**OBJECTIVE:** Check each line below for "name" and report how many have it, nothing else.

*** TASK DATA

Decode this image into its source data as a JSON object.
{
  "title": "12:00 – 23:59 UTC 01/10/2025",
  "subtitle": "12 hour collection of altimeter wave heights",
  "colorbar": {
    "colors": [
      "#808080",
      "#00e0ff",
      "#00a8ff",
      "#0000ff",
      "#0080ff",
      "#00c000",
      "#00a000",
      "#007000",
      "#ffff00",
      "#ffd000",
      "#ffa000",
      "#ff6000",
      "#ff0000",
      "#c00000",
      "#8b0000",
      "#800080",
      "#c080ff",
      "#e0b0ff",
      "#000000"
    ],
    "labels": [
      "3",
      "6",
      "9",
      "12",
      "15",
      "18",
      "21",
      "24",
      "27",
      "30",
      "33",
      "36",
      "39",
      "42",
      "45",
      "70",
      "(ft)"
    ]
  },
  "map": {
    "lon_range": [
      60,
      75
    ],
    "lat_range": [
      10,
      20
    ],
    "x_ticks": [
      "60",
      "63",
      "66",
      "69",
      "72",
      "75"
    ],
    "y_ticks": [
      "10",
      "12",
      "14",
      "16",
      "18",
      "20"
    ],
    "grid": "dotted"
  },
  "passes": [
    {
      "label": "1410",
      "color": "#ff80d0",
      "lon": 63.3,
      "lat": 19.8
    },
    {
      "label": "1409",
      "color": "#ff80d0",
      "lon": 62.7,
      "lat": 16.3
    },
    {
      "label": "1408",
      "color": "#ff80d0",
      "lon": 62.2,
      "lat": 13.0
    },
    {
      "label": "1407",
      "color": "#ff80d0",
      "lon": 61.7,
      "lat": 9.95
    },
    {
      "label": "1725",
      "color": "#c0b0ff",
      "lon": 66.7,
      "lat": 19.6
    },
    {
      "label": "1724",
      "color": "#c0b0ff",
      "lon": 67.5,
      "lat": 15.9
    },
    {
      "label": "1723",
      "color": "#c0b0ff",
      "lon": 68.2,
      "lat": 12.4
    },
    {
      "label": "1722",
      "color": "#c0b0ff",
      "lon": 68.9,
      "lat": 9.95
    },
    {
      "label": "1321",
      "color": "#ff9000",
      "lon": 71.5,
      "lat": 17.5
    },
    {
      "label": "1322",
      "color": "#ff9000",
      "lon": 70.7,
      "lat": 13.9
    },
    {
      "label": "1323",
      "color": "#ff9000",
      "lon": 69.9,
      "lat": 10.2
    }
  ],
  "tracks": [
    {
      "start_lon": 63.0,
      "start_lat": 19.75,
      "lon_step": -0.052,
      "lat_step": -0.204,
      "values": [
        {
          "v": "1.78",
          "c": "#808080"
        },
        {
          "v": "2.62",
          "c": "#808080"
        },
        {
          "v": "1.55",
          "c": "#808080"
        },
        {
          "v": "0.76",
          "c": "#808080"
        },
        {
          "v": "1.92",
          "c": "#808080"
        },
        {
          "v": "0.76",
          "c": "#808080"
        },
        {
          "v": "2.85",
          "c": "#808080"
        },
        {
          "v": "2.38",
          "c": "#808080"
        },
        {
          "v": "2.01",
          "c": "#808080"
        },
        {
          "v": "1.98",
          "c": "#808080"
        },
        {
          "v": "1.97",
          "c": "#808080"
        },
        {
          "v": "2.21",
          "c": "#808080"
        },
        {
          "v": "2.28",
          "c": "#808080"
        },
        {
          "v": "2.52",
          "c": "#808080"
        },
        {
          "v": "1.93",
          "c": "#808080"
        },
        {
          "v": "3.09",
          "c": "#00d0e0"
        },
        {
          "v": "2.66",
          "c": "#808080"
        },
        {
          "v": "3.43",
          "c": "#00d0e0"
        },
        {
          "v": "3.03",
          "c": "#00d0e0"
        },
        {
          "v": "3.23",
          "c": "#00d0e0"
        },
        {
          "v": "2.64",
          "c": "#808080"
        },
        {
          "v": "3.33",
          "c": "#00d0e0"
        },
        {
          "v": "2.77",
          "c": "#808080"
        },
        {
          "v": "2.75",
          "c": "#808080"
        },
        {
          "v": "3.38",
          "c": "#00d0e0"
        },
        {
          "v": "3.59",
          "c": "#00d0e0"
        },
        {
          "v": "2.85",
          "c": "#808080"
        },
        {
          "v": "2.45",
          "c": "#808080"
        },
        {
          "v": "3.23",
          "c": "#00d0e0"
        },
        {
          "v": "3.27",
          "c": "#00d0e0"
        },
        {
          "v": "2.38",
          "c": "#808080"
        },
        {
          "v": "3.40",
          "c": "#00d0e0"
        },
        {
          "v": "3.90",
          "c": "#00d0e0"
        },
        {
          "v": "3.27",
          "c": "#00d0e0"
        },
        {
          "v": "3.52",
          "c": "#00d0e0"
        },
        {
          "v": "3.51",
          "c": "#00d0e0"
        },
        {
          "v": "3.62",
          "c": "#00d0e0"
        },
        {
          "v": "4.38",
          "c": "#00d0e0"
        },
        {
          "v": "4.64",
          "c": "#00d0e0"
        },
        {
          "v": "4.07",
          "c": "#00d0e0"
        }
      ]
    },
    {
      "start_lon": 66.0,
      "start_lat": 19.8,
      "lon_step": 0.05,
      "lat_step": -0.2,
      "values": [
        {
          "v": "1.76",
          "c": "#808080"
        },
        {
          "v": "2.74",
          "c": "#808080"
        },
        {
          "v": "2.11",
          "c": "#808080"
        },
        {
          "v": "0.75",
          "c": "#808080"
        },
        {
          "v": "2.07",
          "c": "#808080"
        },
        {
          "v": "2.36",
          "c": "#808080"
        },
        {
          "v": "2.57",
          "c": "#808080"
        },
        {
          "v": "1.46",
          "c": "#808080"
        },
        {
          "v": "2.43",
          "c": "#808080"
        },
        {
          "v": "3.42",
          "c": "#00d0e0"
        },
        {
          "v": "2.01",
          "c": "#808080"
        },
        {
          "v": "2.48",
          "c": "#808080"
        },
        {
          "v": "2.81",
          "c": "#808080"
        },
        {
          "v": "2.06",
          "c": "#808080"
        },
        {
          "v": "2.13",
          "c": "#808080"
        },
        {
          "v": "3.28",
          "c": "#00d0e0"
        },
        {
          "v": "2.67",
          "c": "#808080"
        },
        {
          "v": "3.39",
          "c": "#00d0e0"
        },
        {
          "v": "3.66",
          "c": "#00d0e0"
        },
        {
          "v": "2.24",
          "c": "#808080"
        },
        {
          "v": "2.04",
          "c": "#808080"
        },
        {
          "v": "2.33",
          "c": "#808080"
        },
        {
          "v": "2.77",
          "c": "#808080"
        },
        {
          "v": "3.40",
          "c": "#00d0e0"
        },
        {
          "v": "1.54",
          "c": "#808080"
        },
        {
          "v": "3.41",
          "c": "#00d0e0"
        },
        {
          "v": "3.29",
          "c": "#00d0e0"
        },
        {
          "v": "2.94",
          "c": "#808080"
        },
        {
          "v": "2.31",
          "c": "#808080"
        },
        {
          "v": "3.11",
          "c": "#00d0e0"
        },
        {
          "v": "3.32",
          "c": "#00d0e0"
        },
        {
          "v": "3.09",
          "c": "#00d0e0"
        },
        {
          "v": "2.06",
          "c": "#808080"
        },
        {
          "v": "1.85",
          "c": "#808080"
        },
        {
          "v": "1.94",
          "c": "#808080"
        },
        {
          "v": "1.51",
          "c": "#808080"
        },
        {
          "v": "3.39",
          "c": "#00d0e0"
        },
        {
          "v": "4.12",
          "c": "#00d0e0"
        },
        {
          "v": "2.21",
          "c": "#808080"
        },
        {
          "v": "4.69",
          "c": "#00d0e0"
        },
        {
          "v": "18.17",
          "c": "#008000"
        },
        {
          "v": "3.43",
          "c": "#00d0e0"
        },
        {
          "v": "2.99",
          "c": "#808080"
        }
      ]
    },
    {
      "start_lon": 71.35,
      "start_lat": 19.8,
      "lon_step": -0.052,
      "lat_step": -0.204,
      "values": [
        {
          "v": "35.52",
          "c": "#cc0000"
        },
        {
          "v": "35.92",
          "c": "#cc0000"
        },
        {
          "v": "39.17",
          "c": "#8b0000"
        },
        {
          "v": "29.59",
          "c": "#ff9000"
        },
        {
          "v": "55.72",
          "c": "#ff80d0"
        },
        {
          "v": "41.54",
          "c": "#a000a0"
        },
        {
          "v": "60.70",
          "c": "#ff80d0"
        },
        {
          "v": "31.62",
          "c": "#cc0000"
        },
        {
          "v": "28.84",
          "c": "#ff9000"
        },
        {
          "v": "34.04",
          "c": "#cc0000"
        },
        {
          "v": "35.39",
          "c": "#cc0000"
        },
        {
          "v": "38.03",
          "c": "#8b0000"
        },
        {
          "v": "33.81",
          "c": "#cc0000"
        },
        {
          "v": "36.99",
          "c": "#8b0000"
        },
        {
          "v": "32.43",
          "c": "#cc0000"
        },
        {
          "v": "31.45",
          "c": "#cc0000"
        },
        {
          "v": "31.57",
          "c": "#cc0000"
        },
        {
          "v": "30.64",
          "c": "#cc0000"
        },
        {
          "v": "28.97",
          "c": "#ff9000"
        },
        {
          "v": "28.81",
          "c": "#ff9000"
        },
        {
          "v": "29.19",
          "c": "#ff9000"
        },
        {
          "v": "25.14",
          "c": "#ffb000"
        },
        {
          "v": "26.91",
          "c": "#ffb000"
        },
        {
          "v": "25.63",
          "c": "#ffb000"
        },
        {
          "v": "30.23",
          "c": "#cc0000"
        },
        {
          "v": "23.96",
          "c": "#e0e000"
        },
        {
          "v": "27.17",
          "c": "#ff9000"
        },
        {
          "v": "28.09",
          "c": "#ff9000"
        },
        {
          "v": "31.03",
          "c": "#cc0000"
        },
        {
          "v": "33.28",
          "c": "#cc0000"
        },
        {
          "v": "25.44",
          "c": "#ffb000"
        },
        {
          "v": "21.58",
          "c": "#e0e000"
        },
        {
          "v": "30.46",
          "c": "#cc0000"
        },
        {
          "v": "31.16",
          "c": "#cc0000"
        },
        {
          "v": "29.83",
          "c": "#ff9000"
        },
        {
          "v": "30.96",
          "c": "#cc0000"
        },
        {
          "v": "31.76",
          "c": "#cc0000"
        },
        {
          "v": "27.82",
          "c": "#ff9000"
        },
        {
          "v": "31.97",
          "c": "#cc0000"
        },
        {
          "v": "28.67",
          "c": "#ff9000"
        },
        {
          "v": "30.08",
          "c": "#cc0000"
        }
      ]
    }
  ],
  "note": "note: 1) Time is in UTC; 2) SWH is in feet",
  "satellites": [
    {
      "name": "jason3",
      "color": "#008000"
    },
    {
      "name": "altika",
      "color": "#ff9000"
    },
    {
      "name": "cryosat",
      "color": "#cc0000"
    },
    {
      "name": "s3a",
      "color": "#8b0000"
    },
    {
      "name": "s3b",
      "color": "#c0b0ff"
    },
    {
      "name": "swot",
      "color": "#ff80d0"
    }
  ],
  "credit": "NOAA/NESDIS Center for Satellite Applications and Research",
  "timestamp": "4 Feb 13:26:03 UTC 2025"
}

******

**EXPECTED ANSWER:** 6